[START DATA FOR THIS EXERCISE]

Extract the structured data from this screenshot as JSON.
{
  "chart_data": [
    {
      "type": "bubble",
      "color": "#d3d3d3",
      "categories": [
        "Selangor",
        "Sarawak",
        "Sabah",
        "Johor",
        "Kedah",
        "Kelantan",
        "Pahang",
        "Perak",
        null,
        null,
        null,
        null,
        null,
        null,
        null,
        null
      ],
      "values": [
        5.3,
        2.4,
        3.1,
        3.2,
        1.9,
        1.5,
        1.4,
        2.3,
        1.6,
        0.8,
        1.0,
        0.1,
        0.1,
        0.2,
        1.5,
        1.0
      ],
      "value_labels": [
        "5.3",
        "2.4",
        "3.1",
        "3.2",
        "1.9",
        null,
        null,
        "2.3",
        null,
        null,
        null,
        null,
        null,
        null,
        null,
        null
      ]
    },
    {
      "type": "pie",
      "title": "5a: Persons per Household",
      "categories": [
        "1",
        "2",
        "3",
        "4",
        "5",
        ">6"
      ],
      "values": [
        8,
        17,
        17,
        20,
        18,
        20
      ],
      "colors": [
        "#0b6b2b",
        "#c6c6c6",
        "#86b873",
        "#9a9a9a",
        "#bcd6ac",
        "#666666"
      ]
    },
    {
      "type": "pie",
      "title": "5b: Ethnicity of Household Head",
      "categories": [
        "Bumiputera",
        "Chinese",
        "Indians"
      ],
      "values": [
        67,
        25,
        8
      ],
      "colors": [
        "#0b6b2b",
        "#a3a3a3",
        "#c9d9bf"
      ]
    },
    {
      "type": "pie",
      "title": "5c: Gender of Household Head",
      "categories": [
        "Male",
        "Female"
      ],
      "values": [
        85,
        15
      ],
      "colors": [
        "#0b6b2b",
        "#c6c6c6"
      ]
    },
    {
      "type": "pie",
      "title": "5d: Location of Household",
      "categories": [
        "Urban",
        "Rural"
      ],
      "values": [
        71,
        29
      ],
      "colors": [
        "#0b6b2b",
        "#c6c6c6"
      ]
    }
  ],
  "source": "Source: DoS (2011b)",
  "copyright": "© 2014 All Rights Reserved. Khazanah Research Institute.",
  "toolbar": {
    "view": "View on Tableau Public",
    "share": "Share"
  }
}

[END DATA FOR THIS EXERCISE]

> _TASK REQUIREMENTS_
Extract all lines from the material above that include the word "Head".

> _REPLY TO THE TASK_
      "title": "5b: Ethnicity of Household Head",
      "title": "5c: Gender of Household Head",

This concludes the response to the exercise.